Short exercise: Copy out the data below verbatim.

Entries provided:
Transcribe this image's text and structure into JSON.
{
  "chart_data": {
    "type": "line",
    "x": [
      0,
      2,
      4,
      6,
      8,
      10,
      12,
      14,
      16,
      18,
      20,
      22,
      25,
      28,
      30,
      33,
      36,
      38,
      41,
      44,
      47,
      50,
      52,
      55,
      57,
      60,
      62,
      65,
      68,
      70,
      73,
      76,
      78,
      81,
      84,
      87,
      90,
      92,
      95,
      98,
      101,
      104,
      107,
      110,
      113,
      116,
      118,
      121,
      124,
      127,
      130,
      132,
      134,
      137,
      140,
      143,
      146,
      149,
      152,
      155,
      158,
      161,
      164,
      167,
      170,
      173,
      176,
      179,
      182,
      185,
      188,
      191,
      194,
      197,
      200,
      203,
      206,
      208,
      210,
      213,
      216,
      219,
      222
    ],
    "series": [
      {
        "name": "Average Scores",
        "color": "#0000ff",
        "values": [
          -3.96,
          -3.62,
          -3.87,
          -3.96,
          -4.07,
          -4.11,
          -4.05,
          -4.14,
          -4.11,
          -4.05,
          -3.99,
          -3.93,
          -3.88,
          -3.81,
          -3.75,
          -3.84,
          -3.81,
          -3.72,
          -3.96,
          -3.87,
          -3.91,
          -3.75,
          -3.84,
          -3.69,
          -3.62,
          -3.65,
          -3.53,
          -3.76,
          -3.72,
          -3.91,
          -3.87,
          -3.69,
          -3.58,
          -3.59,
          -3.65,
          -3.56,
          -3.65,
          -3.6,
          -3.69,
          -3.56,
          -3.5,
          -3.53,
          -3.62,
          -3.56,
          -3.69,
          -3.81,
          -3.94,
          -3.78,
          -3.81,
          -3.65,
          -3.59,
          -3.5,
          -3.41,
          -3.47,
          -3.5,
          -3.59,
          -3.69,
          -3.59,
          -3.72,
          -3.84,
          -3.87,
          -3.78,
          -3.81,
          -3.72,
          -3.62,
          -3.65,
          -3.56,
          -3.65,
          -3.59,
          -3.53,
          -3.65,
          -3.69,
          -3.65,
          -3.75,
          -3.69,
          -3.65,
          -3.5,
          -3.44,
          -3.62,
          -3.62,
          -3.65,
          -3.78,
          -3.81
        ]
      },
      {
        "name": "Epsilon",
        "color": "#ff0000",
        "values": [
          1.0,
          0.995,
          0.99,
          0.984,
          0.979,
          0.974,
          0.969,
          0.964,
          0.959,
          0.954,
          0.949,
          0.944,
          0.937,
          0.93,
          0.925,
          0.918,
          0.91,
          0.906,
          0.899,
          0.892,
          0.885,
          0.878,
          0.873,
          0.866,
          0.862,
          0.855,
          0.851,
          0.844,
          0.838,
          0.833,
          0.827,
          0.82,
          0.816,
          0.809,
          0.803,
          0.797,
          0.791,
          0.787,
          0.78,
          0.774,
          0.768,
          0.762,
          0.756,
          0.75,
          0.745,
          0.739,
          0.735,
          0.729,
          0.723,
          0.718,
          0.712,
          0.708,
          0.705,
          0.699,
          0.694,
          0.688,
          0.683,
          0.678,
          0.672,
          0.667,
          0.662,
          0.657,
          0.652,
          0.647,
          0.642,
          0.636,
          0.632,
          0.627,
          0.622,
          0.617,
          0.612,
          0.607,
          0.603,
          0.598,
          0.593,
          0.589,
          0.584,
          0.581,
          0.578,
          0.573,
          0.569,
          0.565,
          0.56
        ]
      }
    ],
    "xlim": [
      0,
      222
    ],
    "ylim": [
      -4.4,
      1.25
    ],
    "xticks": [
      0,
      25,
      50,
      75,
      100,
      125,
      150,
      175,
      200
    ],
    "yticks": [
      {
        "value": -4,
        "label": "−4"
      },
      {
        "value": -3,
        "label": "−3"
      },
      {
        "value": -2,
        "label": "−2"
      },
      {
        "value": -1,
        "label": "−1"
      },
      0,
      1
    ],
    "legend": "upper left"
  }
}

Solution to the exercise:
Transcribe this image's text and structure into JSON.
{
  "chart_data": {
    "type": "line",
    "x": [
      0,
      2,
      4,
      6,
      8,
      10,
      12,
      14,
      16,
      18,
      20,
      22,
      25,
      28,
      30,
      33,
      36,
      38,
      41,
      44,
      47,
      50,
      52,
      55,
      57,
      60,
      62,
      65,
      68,
      70,
      73,
      76,
      78,
      81,
      84,
      87,
      90,
      92,
      95,
      98,
      101,
      104,
      107,
      110,
      113,
      116,
      118,
      121,
      124,
      127,
      130,
      132,
      134,
      137,
      140,
      143,
      146,
      149,
      152,
      155,
      158,
      161,
      164,
      167,
      170,
      173,
      176,
      179,
      182,
      185,
      188,
      191,
      194,
      197,
      200,
      203,
      206,
      208,
      210,
      213,
      216,
      219,
      222
    ],
    "series": [
      {
        "name": "Average Scores",
        "color": "#0000ff",
        "values": [
          -3.96,
          -3.62,
          -3.87,
          -3.96,
          -4.07,
          -4.11,
          -4.05,
          -4.14,
          -4.11,
          -4.05,
          -3.99,
          -3.93,
          -3.88,
          -3.81,
          -3.75,
          -3.84,
          -3.81,
          -3.72,
          -3.96,
          -3.87,
          -3.91,
          -3.75,
          -3.84,
          -3.69,
          -3.62,
          -3.65,
          -3.53,
          -3.76,
          -3.72,
          -3.91,
          -3.87,
          -3.69,
          -3.58,
          -3.59,
          -3.65,
          -3.56,
          -3.65,
          -3.6,
          -3.69,
          -3.56,
          -3.5,
          -3.53,
          -3.62,
          -3.56,
          -3.69,
          -3.81,
          -3.94,
          -3.78,
          -3.81,
          -3.65,
          -3.59,
          -3.5,
          -3.41,
          -3.47,
          -3.5,
          -3.59,
          -3.69,
          -3.59,
          -3.72,
          -3.84,
          -3.87,
          -3.78,
          -3.81,
          -3.72,
          -3.62,
          -3.65,
          -3.56,
          -3.65,
          -3.59,
          -3.53,
          -3.65,
          -3.69,
          -3.65,
          -3.75,
          -3.69,
          -3.65,
          -3.5,
          -3.44,
          -3.62,
          -3.62,
          -3.65,
          -3.78,
          -3.81
        ]
      },
      {
        "name": "Epsilon",
        "color": "#ff0000",
        "values": [
          1.0,
          0.995,
          0.99,
          0.984,
          0.979,
          0.974,
          0.969,
          0.964,
          0.959,
          0.954,
          0.949,
          0.944,
          0.937,
          0.93,
          0.925,
          0.918,
          0.91,
          0.906,
          0.899,
          0.892,
          0.885,
          0.878,
          0.873,
          0.866,
          0.862,
          0.855,
          0.851,
          0.844,
          0.838,
          0.833,
          0.827,
          0.82,
          0.816,
          0.809,
          0.803,
          0.797,
          0.791,
          0.787,
          0.78,
          0.774,
          0.768,
          0.762,
          0.756,
          0.75,
          0.745,
          0.739,
          0.735,
          0.729,
          0.723,
          0.718,
          0.712,
          0.708,
          0.705,
          0.699,
          0.694,
          0.688,
          0.683,
          0.678,
          0.672,
          0.667,
          0.662,
          0.657,
          0.652,
          0.647,
          0.642,
          0.636,
          0.632,
          0.627,
          0.622,
          0.617,
          0.612,
          0.607,
          0.603,
          0.598,
          0.593,
          0.589,
          0.584,
          0.581,
          0.578,
          0.573,
          0.569,
          0.565,
          0.56
        ]
      }
    ],
    "xlim": [
      0,
      222
    ],
    "ylim": [
      -4.4,
      1.25
    ],
    "xticks": [
      0,
      25,
      50,
      75,
      100,
      125,
      150,
      175,
      200
    ],
    "yticks": [
      {
        "value": -4,
        "label": "−4"
      },
      {
        "value": -3,
        "label": "−3"
      },
      {
        "value": -2,
        "label": "−2"
      },
      {
        "value": -1,
        "label": "−1"
      },
      0,
      1
    ],
    "legend": "upper left"
  }
}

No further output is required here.